• _DATA_:
────────────────

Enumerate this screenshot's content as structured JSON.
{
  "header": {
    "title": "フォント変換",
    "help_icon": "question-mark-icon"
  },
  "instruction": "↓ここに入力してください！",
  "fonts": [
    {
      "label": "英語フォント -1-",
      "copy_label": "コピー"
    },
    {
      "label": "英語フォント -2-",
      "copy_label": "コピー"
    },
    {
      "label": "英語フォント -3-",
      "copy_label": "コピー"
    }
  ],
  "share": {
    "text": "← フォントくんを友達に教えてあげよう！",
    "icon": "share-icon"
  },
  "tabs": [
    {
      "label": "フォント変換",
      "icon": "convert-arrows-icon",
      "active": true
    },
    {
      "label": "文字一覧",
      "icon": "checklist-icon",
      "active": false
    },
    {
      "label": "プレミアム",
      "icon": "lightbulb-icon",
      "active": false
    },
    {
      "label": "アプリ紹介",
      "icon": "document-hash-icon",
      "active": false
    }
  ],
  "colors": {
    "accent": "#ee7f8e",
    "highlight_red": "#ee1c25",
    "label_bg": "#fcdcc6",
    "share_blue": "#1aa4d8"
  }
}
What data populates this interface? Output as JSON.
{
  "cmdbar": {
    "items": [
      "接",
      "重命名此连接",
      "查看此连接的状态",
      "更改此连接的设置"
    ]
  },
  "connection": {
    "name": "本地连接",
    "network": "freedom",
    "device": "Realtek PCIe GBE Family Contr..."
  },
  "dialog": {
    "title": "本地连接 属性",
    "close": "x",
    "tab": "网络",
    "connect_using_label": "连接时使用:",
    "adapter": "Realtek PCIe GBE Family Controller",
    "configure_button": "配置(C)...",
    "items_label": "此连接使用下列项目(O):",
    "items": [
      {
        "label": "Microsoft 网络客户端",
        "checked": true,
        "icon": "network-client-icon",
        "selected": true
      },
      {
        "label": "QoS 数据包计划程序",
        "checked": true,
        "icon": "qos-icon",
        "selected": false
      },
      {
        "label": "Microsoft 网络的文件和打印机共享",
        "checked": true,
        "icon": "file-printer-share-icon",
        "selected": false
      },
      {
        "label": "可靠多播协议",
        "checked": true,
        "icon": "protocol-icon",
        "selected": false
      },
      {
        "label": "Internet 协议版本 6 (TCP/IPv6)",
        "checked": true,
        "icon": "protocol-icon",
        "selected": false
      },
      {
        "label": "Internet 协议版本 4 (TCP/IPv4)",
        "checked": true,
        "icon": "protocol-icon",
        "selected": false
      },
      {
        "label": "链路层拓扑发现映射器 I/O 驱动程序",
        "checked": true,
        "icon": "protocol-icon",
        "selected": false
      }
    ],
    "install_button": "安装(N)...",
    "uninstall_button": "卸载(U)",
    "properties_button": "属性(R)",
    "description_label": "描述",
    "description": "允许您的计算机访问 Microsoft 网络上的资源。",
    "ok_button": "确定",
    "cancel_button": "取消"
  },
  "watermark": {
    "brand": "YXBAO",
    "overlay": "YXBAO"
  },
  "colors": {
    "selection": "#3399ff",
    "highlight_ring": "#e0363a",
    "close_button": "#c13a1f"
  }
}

────────────────

• _GIVEN EXERCISE_: From the records above, extract each line exactly as shown.

• _SOLUTION_:
Enumerate this screenshot's content as structured JSON.
{
  "header": {
    "title": "フォント変換",
    "help_icon": "question-mark-icon"
  },
  "instruction": "↓ここに入力してください！",
  "fonts": [
    {
      "label": "英語フォント -1-",
      "copy_label": "コピー"
    },
    {
      "label": "英語フォント -2-",
      "copy_label": "コピー"
    },
    {
      "label": "英語フォント -3-",
      "copy_label": "コピー"
    }
  ],
  "share": {
    "text": "← フォントくんを友達に教えてあげよう！",
    "icon": "share-icon"
  },
  "tabs": [
    {
      "label": "フォント変換",
      "icon": "convert-arrows-icon",
      "active": true
    },
    {
      "label": "文字一覧",
      "icon": "checklist-icon",
      "active": false
    },
    {
      "label": "プレミアム",
      "icon": "lightbulb-icon",
      "active": false
    },
    {
      "label": "アプリ紹介",
      "icon": "document-hash-icon",
      "active": false
    }
  ],
  "colors": {
    "accent": "#ee7f8e",
    "highlight_red": "#ee1c25",
    "label_bg": "#fcdcc6",
    "share_blue": "#1aa4d8"
  }
}
What data populates this interface? Output as JSON.
{
  "cmdbar": {
    "items": [
      "接",
      "重命名此连接",
      "查看此连接的状态",
      "更改此连接的设置"
    ]
  },
  "connection": {
    "name": "本地连接",
    "network": "freedom",
    "device": "Realtek PCIe GBE Family Contr..."
  },
  "dialog": {
    "title": "本地连接 属性",
    "close": "x",
    "tab": "网络",
    "connect_using_label": "连接时使用:",
    "adapter": "Realtek PCIe GBE Family Controller",
    "configure_button": "配置(C)...",
    "items_label": "此连接使用下列项目(O):",
    "items": [
      {
        "label": "Microsoft 网络客户端",
        "checked": true,
        "icon": "network-client-icon",
        "selected": true
      },
      {
        "label": "QoS 数据包计划程序",
        "checked": true,
        "icon": "qos-icon",
        "selected": false
      },
      {
        "label": "Microsoft 网络的文件和打印机共享",
        "checked": true,
        "icon": "file-printer-share-icon",
        "selected": false
      },
      {
        "label": "可靠多播协议",
        "checked": true,
        "icon": "protocol-icon",
        "selected": false
      },
      {
        "label": "Internet 协议版本 6 (TCP/IPv6)",
        "checked": true,
        "icon": "protocol-icon",
        "selected": false
      },
      {
        "label": "Internet 协议版本 4 (TCP/IPv4)",
        "checked": true,
        "icon": "protocol-icon",
        "selected": false
      },
      {
        "label": "链路层拓扑发现映射器 I/O 驱动程序",
        "checked": true,
        "icon": "protocol-icon",
        "selected": false
      }
    ],
    "install_button": "安装(N)...",
    "uninstall_button": "卸载(U)",
    "properties_button": "属性(R)",
    "description_label": "描述",
    "description": "允许您的计算机访问 Microsoft 网络上的资源。",
    "ok_button": "确定",
    "cancel_button": "取消"
  },
  "watermark": {
    "brand": "YXBAO",
    "overlay": "YXBAO"
  },
  "colors": {
    "selection": "#3399ff",
    "highlight_ring": "#e0363a",
    "close_button": "#c13a1f"
  }
}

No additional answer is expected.